Identify and copy all lines of the material where the string "mutation" is found.

[START OF Exercise materials]

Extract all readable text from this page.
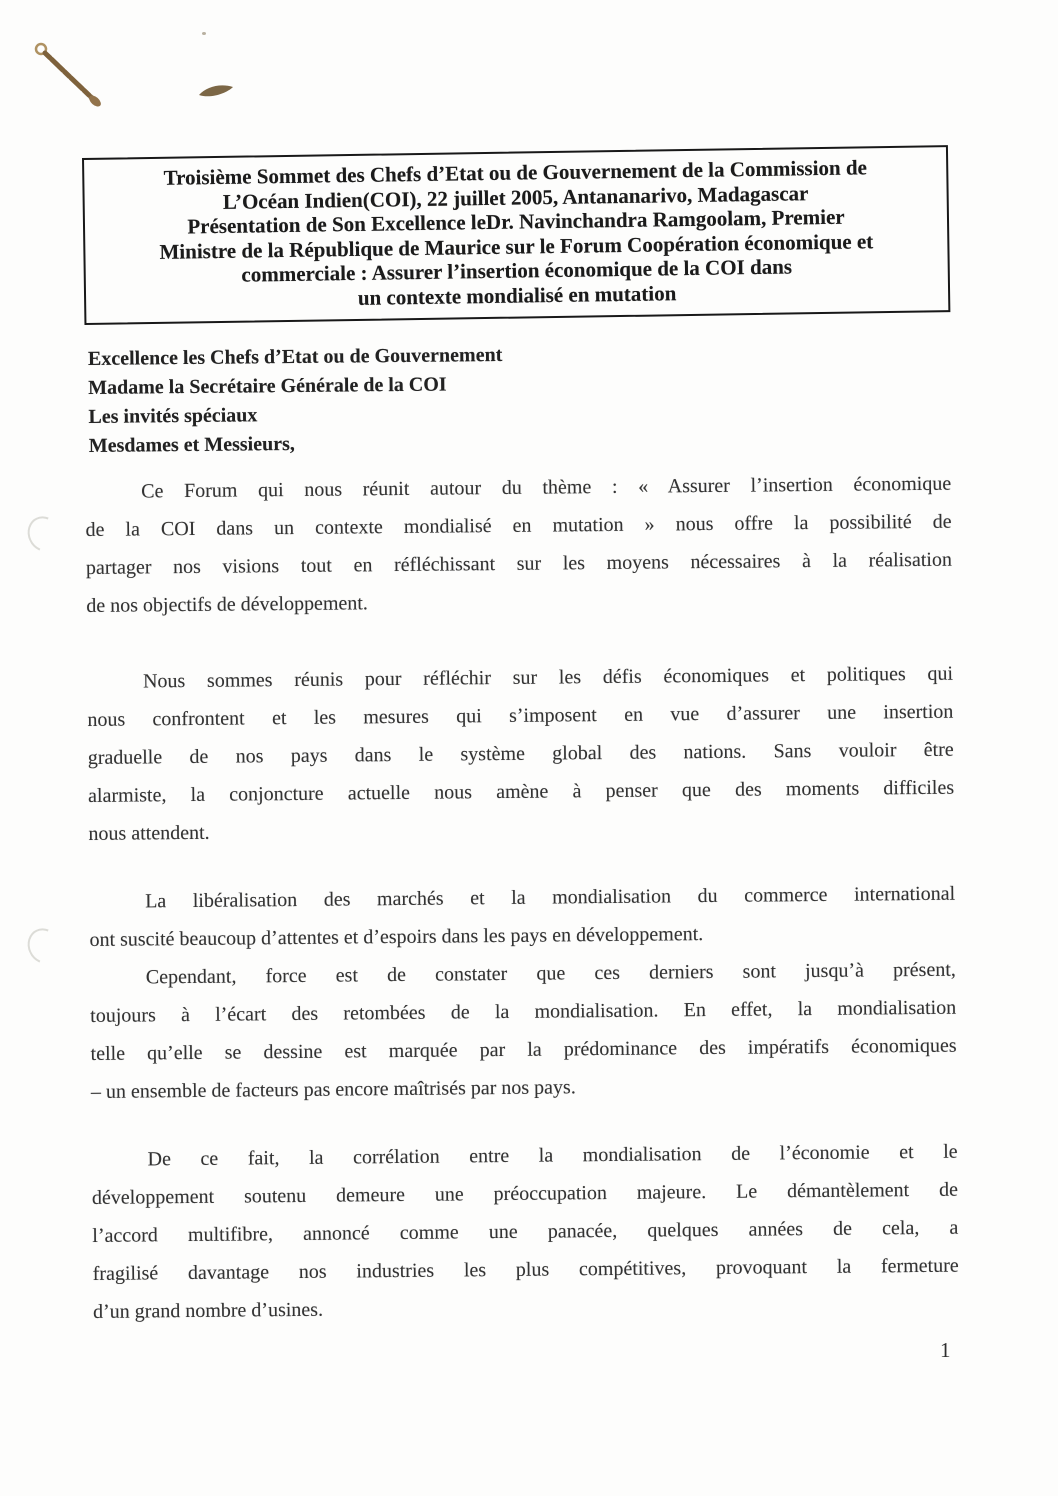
Troisième Sommet des Chefs d’Etat ou de Gouvernement de la Commission de
L’Océan Indien(COI), 22 juillet 2005, Antananarivo, Madagascar
Présentation de Son Excellence leDr. Navinchandra Ramgoolam, Premier
Ministre de la République de Maurice sur le Forum Coopération économique et
commerciale : Assurer l’insertion économique de la COI dans
un contexte mondialisé en mutation
Excellence les Chefs d’Etat ou de Gouvernement
Madame la Secrétaire Générale de la COI
Les invités spéciaux
Mesdames et Messieurs,
Ce Forum qui nous réunit autour du thème : « Assurer l’insertion économique
de la COI dans un contexte mondialisé en mutation » nous offre la possibilité de
partager nos visions tout en réfléchissant sur les moyens nécessaires à la réalisation
de nos objectifs de développement.
Nous sommes réunis pour réfléchir sur les défis économiques et politiques qui
nous confrontent et les mesures qui s’imposent en vue d’assurer une insertion
graduelle de nos pays dans le système global des nations. Sans vouloir être
alarmiste, la conjoncture actuelle nous amène à penser que des moments difficiles
nous attendent.
La libéralisation des marchés et la mondialisation du commerce international
ont suscité beaucoup d’attentes et d’espoirs dans les pays en développement.
Cependant, force est de constater que ces derniers sont jusqu’à présent,
toujours à l’écart des retombées de la mondialisation. En effet, la mondialisation
telle qu’elle se dessine est marquée par la prédominance des impératifs économiques
– un ensemble de facteurs pas encore maîtrisés par nos pays.
De ce fait, la corrélation entre la mondialisation de l’économie et le
développement soutenu demeure une préoccupation majeure. Le démantèlement de
l’accord multifibre, annoncé comme une panacée, quelques années de cela, a
fragilisé davantage nos industries les plus compétitives, provoquant la fermeture
d’un grand nombre d’usines.
1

[END OF Exercise materials]

__Response to the exercise__
un contexte mondialisé en mutation
de la COI dans un contexte mondialisé en mutation » nous offre la possibilité de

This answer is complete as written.